_GIVEN EXERCISE_
All of the material below is to be retyped exactly.

* START MATERIAL FOR THE TASK *

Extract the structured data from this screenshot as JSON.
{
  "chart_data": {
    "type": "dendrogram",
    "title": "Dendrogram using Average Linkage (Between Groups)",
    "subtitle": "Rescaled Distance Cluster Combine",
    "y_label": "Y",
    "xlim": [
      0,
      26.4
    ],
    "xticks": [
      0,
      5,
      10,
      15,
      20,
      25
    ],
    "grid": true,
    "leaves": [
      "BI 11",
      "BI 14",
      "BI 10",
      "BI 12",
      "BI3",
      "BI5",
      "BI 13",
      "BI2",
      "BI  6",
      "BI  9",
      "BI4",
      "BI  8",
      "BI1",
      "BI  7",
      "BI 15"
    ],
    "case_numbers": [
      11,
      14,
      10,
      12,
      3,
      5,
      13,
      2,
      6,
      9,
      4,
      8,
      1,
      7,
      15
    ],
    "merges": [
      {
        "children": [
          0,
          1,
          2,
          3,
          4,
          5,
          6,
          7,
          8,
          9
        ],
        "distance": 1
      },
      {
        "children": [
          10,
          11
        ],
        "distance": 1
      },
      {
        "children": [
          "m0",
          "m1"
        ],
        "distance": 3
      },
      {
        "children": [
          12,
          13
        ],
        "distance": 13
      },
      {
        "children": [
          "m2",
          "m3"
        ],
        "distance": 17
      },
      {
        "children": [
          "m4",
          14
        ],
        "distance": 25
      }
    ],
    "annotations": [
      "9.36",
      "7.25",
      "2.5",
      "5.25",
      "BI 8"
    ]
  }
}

* END MATERIAL FOR THE TASK *

_CORRECT RESPONSE_
Extract the structured data from this screenshot as JSON.
{
  "chart_data": {
    "type": "dendrogram",
    "title": "Dendrogram using Average Linkage (Between Groups)",
    "subtitle": "Rescaled Distance Cluster Combine",
    "y_label": "Y",
    "xlim": [
      0,
      26.4
    ],
    "xticks": [
      0,
      5,
      10,
      15,
      20,
      25
    ],
    "grid": true,
    "leaves": [
      "BI 11",
      "BI 14",
      "BI 10",
      "BI 12",
      "BI3",
      "BI5",
      "BI 13",
      "BI2",
      "BI  6",
      "BI  9",
      "BI4",
      "BI  8",
      "BI1",
      "BI  7",
      "BI 15"
    ],
    "case_numbers": [
      11,
      14,
      10,
      12,
      3,
      5,
      13,
      2,
      6,
      9,
      4,
      8,
      1,
      7,
      15
    ],
    "merges": [
      {
        "children": [
          0,
          1,
          2,
          3,
          4,
          5,
          6,
          7,
          8,
          9
        ],
        "distance": 1
      },
      {
        "children": [
          10,
          11
        ],
        "distance": 1
      },
      {
        "children": [
          "m0",
          "m1"
        ],
        "distance": 3
      },
      {
        "children": [
          12,
          13
        ],
        "distance": 13
      },
      {
        "children": [
          "m2",
          "m3"
        ],
        "distance": 17
      },
      {
        "children": [
          "m4",
          14
        ],
        "distance": 25
      }
    ],
    "annotations": [
      "9.36",
      "7.25",
      "2.5",
      "5.25",
      "BI 8"
    ]
  }
}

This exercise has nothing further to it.